> Exercise directions
Every line of the data that contains the string "have" must be copied.

> Entries provided
--

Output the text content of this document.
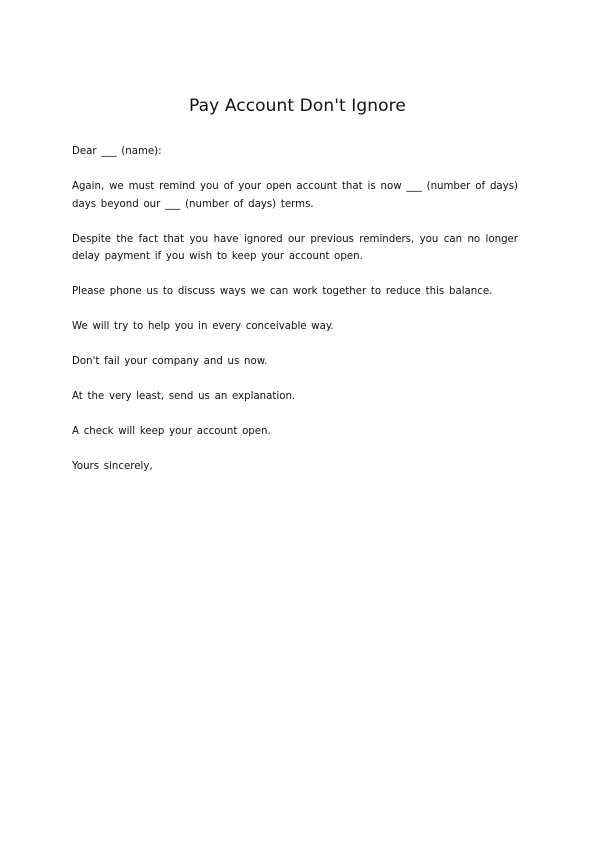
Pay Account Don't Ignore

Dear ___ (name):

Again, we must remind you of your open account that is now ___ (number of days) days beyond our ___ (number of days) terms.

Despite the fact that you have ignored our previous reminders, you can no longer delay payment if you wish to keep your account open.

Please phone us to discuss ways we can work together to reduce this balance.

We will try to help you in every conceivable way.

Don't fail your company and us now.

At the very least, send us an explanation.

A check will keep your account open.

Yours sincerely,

--

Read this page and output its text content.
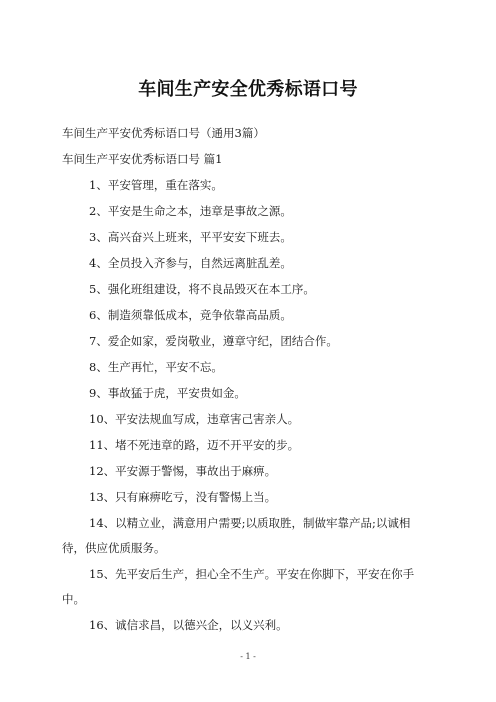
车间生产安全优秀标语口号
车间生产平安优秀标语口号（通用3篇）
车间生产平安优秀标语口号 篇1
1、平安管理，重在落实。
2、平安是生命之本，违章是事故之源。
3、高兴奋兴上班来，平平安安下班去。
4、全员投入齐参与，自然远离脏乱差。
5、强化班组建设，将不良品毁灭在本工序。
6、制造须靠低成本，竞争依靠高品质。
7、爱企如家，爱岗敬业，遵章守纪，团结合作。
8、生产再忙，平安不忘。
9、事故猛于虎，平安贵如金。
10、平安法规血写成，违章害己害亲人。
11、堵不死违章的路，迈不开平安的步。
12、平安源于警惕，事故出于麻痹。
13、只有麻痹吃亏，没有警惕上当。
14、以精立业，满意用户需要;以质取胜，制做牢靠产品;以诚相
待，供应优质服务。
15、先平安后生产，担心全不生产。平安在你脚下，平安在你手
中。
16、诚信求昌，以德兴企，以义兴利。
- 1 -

--

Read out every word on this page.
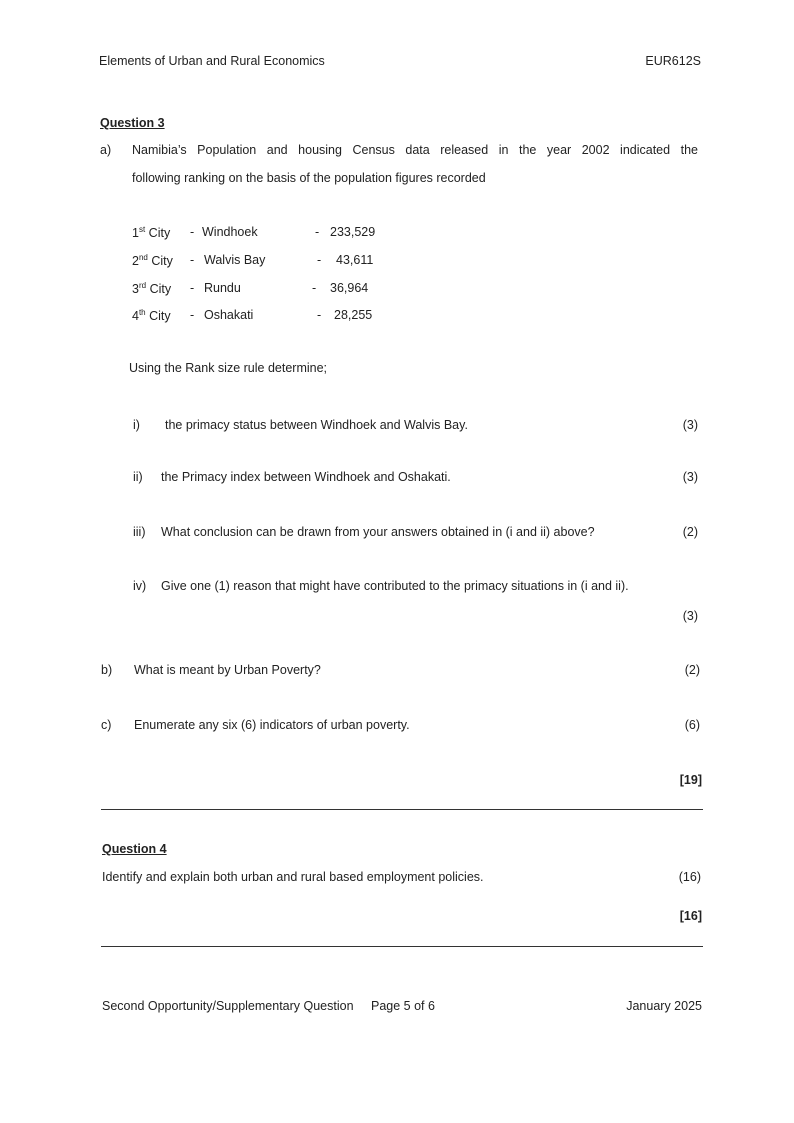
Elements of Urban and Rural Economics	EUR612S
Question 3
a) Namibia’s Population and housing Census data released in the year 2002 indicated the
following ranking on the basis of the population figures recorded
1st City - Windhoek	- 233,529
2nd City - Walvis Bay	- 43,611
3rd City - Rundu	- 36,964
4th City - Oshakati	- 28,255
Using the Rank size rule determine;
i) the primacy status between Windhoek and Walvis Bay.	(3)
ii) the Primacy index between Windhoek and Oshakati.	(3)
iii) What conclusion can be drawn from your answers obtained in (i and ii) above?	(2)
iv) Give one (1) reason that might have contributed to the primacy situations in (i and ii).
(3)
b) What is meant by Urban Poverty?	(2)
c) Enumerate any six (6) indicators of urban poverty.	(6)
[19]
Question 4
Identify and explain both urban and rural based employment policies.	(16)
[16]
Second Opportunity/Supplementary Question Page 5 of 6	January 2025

--

> Result of this task
Despite the fact that you have ignored our previous reminders, you can no longer delay payment if you wish to keep your account open.
iv) Give one (1) reason that might have contributed to the primacy situations in (i and ii).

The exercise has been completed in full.